__Task description__: In the material below, find each line holding the string "GaussianNB" and copy it.

__The input__:
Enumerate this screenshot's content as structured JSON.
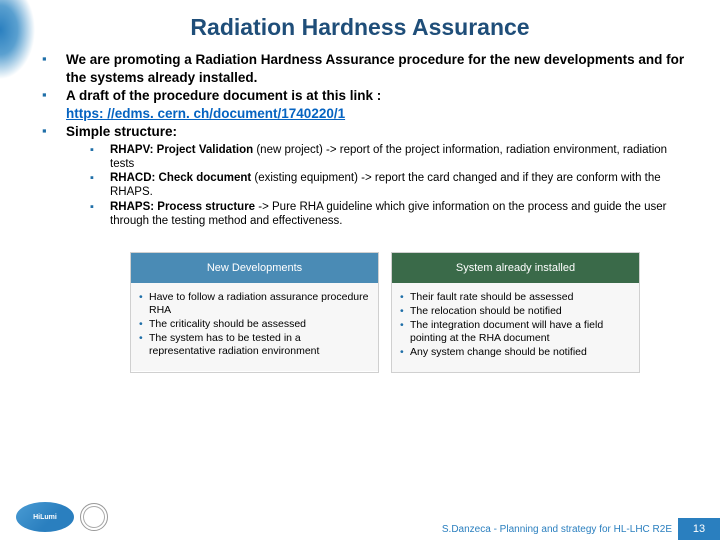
{
  "title": "Radiation Hardness Assurance",
  "bullets": {
    "b1": "We are promoting a Radiation Hardness Assurance procedure for the new developments and for the systems already installed.",
    "b2": "A draft of the procedure document is at this link :",
    "b2_link": "https: //edms. cern. ch/document/1740220/1",
    "b3": "Simple structure:"
  },
  "sub": {
    "s1_bold": "RHAPV: Project Validation",
    "s1_rest": " (new project) -> report of the project information, radiation environment, radiation tests",
    "s2_bold": "RHACD: Check document ",
    "s2_rest": " (existing equipment) -> report the card changed and if they are conform with the RHAPS.",
    "s3_bold": "RHAPS: Process structure",
    "s3_rest": " -> Pure RHA guideline which give information on the process and guide the user through the testing method and effectiveness."
  },
  "boxes": {
    "left": {
      "header": "New Developments",
      "header_bg": "#4a8bb5",
      "items": [
        "Have to follow a radiation assurance procedure RHA",
        "The criticality should be assessed",
        "The system has to be tested in a representative radiation environment"
      ]
    },
    "right": {
      "header": "System already installed",
      "header_bg": "#3a6a49",
      "items": [
        "Their fault rate should be assessed",
        "The relocation should be notified",
        "The integration document will have a field pointing at the RHA document",
        "Any system change should be notified"
      ]
    }
  },
  "footer": {
    "hilumi": "HiLumi",
    "cern": "CERN",
    "text": "S.Danzeca -  Planning and strategy for HL-LHC R2E",
    "page": "13"
  },
  "colors": {
    "title": "#1f4e79",
    "bullet": "#1f6fa8",
    "link": "#0563c1",
    "footer_blue": "#2a7fbf"
  }
}
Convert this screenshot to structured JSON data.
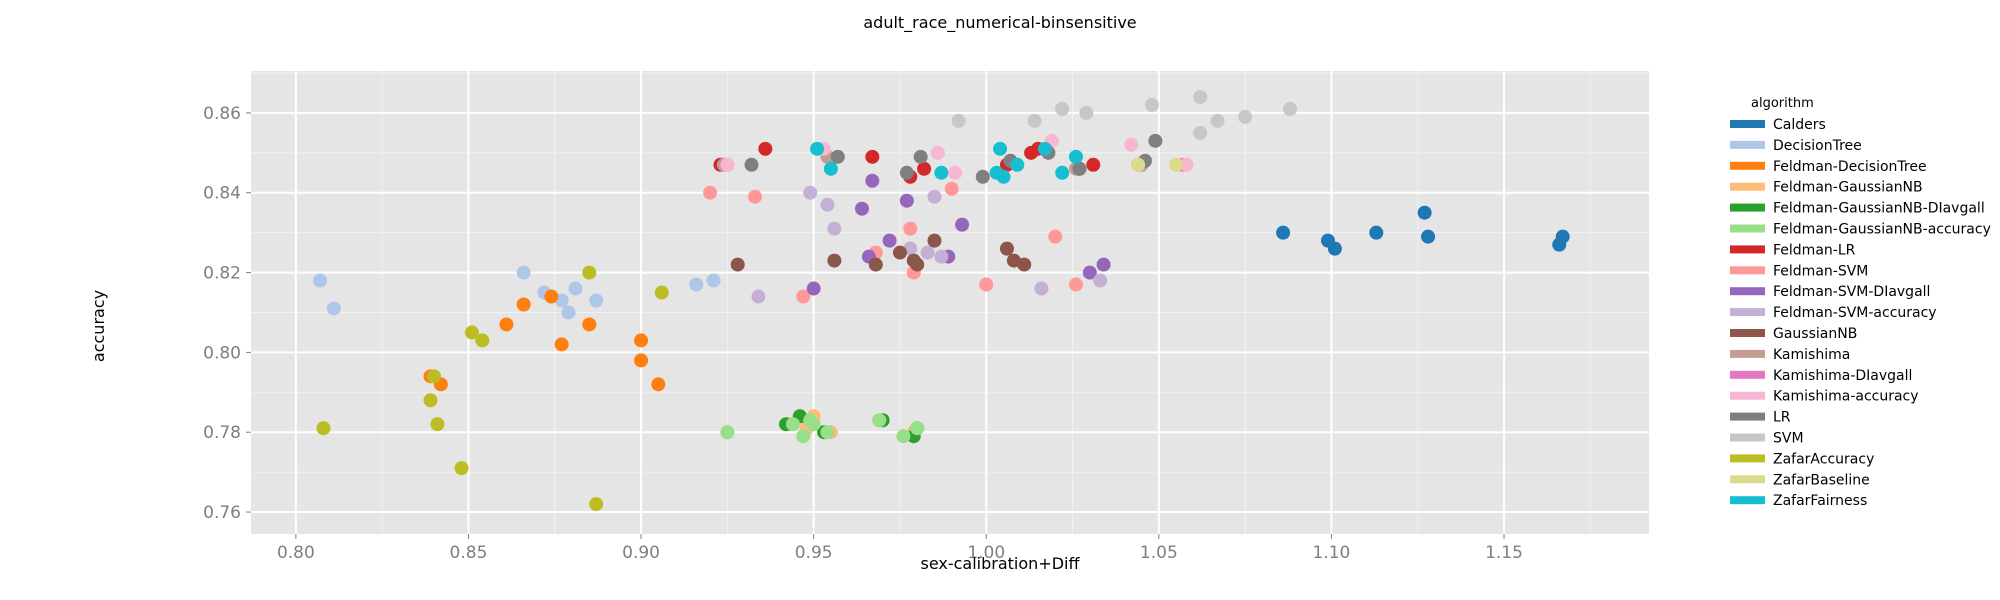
{
  "chart_data": {
    "type": "scatter",
    "title": "adult_race_numerical-binsensitive",
    "xlabel": "sex-calibration+Diff",
    "ylabel": "accuracy",
    "xlim": [
      0.787,
      1.192
    ],
    "ylim": [
      0.7545,
      0.8705
    ],
    "x_ticks": [
      0.8,
      0.85,
      0.9,
      0.95,
      1.0,
      1.05,
      1.1,
      1.15
    ],
    "x_tick_labels": [
      "0.80",
      "0.85",
      "0.90",
      "0.95",
      "1.00",
      "1.05",
      "1.10",
      "1.15"
    ],
    "y_ticks": [
      0.76,
      0.78,
      0.8,
      0.82,
      0.84,
      0.86
    ],
    "y_tick_labels": [
      "0.76",
      "0.78",
      "0.80",
      "0.82",
      "0.84",
      "0.86"
    ],
    "grid": true,
    "legend_title": "algorithm",
    "legend_position": "right",
    "series": [
      {
        "name": "Calders",
        "color": "#1f77b4",
        "points": [
          [
            1.086,
            0.83
          ],
          [
            1.099,
            0.828
          ],
          [
            1.101,
            0.826
          ],
          [
            1.113,
            0.83
          ],
          [
            1.127,
            0.835
          ],
          [
            1.128,
            0.829
          ],
          [
            1.166,
            0.827
          ],
          [
            1.167,
            0.829
          ]
        ]
      },
      {
        "name": "DecisionTree",
        "color": "#aec7e8",
        "points": [
          [
            0.807,
            0.818
          ],
          [
            0.811,
            0.811
          ],
          [
            0.866,
            0.82
          ],
          [
            0.872,
            0.815
          ],
          [
            0.877,
            0.813
          ],
          [
            0.879,
            0.81
          ],
          [
            0.881,
            0.816
          ],
          [
            0.887,
            0.813
          ],
          [
            0.916,
            0.817
          ],
          [
            0.921,
            0.818
          ]
        ]
      },
      {
        "name": "Feldman-DecisionTree",
        "color": "#ff7f0e",
        "points": [
          [
            0.839,
            0.794
          ],
          [
            0.842,
            0.792
          ],
          [
            0.861,
            0.807
          ],
          [
            0.866,
            0.812
          ],
          [
            0.874,
            0.814
          ],
          [
            0.877,
            0.802
          ],
          [
            0.885,
            0.807
          ],
          [
            0.9,
            0.803
          ],
          [
            0.9,
            0.798
          ],
          [
            0.905,
            0.792
          ]
        ]
      },
      {
        "name": "Feldman-GaussianNB",
        "color": "#ffbb78",
        "points": [
          [
            0.925,
            0.78
          ],
          [
            0.943,
            0.782
          ],
          [
            0.946,
            0.784
          ],
          [
            0.948,
            0.781
          ],
          [
            0.95,
            0.784
          ],
          [
            0.955,
            0.78
          ],
          [
            0.969,
            0.783
          ],
          [
            0.976,
            0.779
          ],
          [
            0.979,
            0.78
          ]
        ]
      },
      {
        "name": "Feldman-GaussianNB-DIavgall",
        "color": "#2ca02c",
        "points": [
          [
            0.942,
            0.782
          ],
          [
            0.946,
            0.784
          ],
          [
            0.953,
            0.78
          ],
          [
            0.97,
            0.783
          ],
          [
            0.979,
            0.779
          ],
          [
            0.98,
            0.781
          ]
        ]
      },
      {
        "name": "Feldman-GaussianNB-accuracy",
        "color": "#98df8a",
        "points": [
          [
            0.925,
            0.78
          ],
          [
            0.944,
            0.782
          ],
          [
            0.947,
            0.779
          ],
          [
            0.949,
            0.783
          ],
          [
            0.95,
            0.782
          ],
          [
            0.954,
            0.78
          ],
          [
            0.969,
            0.783
          ],
          [
            0.976,
            0.779
          ],
          [
            0.98,
            0.781
          ]
        ]
      },
      {
        "name": "Feldman-LR",
        "color": "#d62728",
        "points": [
          [
            0.923,
            0.847
          ],
          [
            0.936,
            0.851
          ],
          [
            0.967,
            0.849
          ],
          [
            0.978,
            0.844
          ],
          [
            0.982,
            0.846
          ],
          [
            1.006,
            0.847
          ],
          [
            1.013,
            0.85
          ],
          [
            1.015,
            0.851
          ],
          [
            1.027,
            0.846
          ],
          [
            1.031,
            0.847
          ]
        ]
      },
      {
        "name": "Feldman-SVM",
        "color": "#ff9896",
        "points": [
          [
            0.92,
            0.84
          ],
          [
            0.933,
            0.839
          ],
          [
            0.947,
            0.814
          ],
          [
            0.968,
            0.825
          ],
          [
            0.978,
            0.831
          ],
          [
            0.979,
            0.82
          ],
          [
            0.99,
            0.841
          ],
          [
            1.0,
            0.817
          ],
          [
            1.02,
            0.829
          ],
          [
            1.026,
            0.817
          ]
        ]
      },
      {
        "name": "Feldman-SVM-DIavgall",
        "color": "#9467bd",
        "points": [
          [
            0.95,
            0.816
          ],
          [
            0.964,
            0.836
          ],
          [
            0.966,
            0.824
          ],
          [
            0.967,
            0.843
          ],
          [
            0.972,
            0.828
          ],
          [
            0.977,
            0.838
          ],
          [
            0.989,
            0.824
          ],
          [
            0.993,
            0.832
          ],
          [
            1.03,
            0.82
          ],
          [
            1.034,
            0.822
          ]
        ]
      },
      {
        "name": "Feldman-SVM-accuracy",
        "color": "#c5b0d5",
        "points": [
          [
            0.934,
            0.814
          ],
          [
            0.949,
            0.84
          ],
          [
            0.954,
            0.837
          ],
          [
            0.956,
            0.831
          ],
          [
            0.978,
            0.826
          ],
          [
            0.983,
            0.825
          ],
          [
            0.985,
            0.839
          ],
          [
            0.987,
            0.824
          ],
          [
            1.016,
            0.816
          ],
          [
            1.033,
            0.818
          ]
        ]
      },
      {
        "name": "GaussianNB",
        "color": "#8c564b",
        "points": [
          [
            0.928,
            0.822
          ],
          [
            0.956,
            0.823
          ],
          [
            0.968,
            0.822
          ],
          [
            0.975,
            0.825
          ],
          [
            0.979,
            0.823
          ],
          [
            0.98,
            0.822
          ],
          [
            0.985,
            0.828
          ],
          [
            1.006,
            0.826
          ],
          [
            1.008,
            0.823
          ],
          [
            1.011,
            0.822
          ]
        ]
      },
      {
        "name": "Kamishima",
        "color": "#c49c94",
        "points": [
          [
            0.924,
            0.847
          ],
          [
            0.954,
            0.849
          ],
          [
            1.026,
            0.846
          ],
          [
            1.045,
            0.847
          ]
        ]
      },
      {
        "name": "Kamishima-DIavgall",
        "color": "#e377c2",
        "points": [
          [
            0.925,
            0.847
          ],
          [
            1.044,
            0.847
          ],
          [
            1.057,
            0.847
          ]
        ]
      },
      {
        "name": "Kamishima-accuracy",
        "color": "#f7b6d2",
        "points": [
          [
            0.925,
            0.847
          ],
          [
            0.953,
            0.851
          ],
          [
            0.986,
            0.85
          ],
          [
            0.991,
            0.845
          ],
          [
            1.019,
            0.853
          ],
          [
            1.042,
            0.852
          ],
          [
            1.058,
            0.847
          ]
        ]
      },
      {
        "name": "LR",
        "color": "#7f7f7f",
        "points": [
          [
            0.932,
            0.847
          ],
          [
            0.957,
            0.849
          ],
          [
            0.977,
            0.845
          ],
          [
            0.981,
            0.849
          ],
          [
            0.999,
            0.844
          ],
          [
            1.007,
            0.848
          ],
          [
            1.018,
            0.85
          ],
          [
            1.027,
            0.846
          ],
          [
            1.046,
            0.848
          ],
          [
            1.049,
            0.853
          ]
        ]
      },
      {
        "name": "SVM",
        "color": "#c7c7c7",
        "points": [
          [
            0.992,
            0.858
          ],
          [
            1.014,
            0.858
          ],
          [
            1.022,
            0.861
          ],
          [
            1.029,
            0.86
          ],
          [
            1.048,
            0.862
          ],
          [
            1.062,
            0.855
          ],
          [
            1.062,
            0.864
          ],
          [
            1.067,
            0.858
          ],
          [
            1.075,
            0.859
          ],
          [
            1.088,
            0.861
          ]
        ]
      },
      {
        "name": "ZafarAccuracy",
        "color": "#bcbd22",
        "points": [
          [
            0.808,
            0.781
          ],
          [
            0.839,
            0.788
          ],
          [
            0.84,
            0.794
          ],
          [
            0.841,
            0.782
          ],
          [
            0.848,
            0.771
          ],
          [
            0.851,
            0.805
          ],
          [
            0.854,
            0.803
          ],
          [
            0.885,
            0.82
          ],
          [
            0.887,
            0.762
          ],
          [
            0.906,
            0.815
          ]
        ]
      },
      {
        "name": "ZafarBaseline",
        "color": "#dbdb8d",
        "points": [
          [
            1.044,
            0.847
          ],
          [
            1.055,
            0.847
          ]
        ]
      },
      {
        "name": "ZafarFairness",
        "color": "#17becf",
        "points": [
          [
            0.951,
            0.851
          ],
          [
            0.955,
            0.846
          ],
          [
            0.987,
            0.845
          ],
          [
            1.003,
            0.845
          ],
          [
            1.004,
            0.851
          ],
          [
            1.005,
            0.844
          ],
          [
            1.009,
            0.847
          ],
          [
            1.017,
            0.851
          ],
          [
            1.022,
            0.845
          ],
          [
            1.026,
            0.849
          ]
        ]
      }
    ]
  }
}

__Expected answer__:
        "name": "Feldman-GaussianNB",
        "name": "Feldman-GaussianNB-DIavgall",
        "name": "Feldman-GaussianNB-accuracy",
        "name": "GaussianNB",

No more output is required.